Select from the data all lines with the word "icon".

========================================================================

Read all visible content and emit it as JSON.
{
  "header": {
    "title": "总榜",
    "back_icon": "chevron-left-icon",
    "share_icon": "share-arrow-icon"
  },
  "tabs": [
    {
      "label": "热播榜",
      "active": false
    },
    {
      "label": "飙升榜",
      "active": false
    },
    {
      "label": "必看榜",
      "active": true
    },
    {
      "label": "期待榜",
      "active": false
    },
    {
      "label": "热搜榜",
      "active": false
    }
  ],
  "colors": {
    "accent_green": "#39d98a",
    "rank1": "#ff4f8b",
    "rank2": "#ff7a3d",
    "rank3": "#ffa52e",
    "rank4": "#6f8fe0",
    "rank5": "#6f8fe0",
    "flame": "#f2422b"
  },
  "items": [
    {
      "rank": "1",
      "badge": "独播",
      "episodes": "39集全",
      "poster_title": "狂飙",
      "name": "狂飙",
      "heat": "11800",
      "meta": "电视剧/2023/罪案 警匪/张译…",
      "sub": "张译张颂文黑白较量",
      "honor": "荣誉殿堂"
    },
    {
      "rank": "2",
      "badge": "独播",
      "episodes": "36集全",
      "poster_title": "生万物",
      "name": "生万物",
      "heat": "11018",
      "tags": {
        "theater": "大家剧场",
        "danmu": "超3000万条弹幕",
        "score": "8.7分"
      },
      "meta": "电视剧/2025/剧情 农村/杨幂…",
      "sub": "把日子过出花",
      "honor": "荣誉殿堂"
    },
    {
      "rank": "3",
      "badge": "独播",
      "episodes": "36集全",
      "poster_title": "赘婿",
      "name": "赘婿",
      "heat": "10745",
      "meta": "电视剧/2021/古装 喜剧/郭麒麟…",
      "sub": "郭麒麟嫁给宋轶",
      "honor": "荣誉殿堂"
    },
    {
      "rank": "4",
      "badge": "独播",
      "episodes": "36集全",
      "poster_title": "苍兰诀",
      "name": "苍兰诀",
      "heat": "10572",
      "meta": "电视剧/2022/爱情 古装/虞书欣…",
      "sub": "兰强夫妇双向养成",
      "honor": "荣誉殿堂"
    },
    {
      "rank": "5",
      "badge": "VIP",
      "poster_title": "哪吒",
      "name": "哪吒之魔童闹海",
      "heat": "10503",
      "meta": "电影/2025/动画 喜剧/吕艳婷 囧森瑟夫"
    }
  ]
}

========================================================================

= Answer to the problem =
    "back_icon": "chevron-left-icon",
    "share_icon": "share-arrow-icon"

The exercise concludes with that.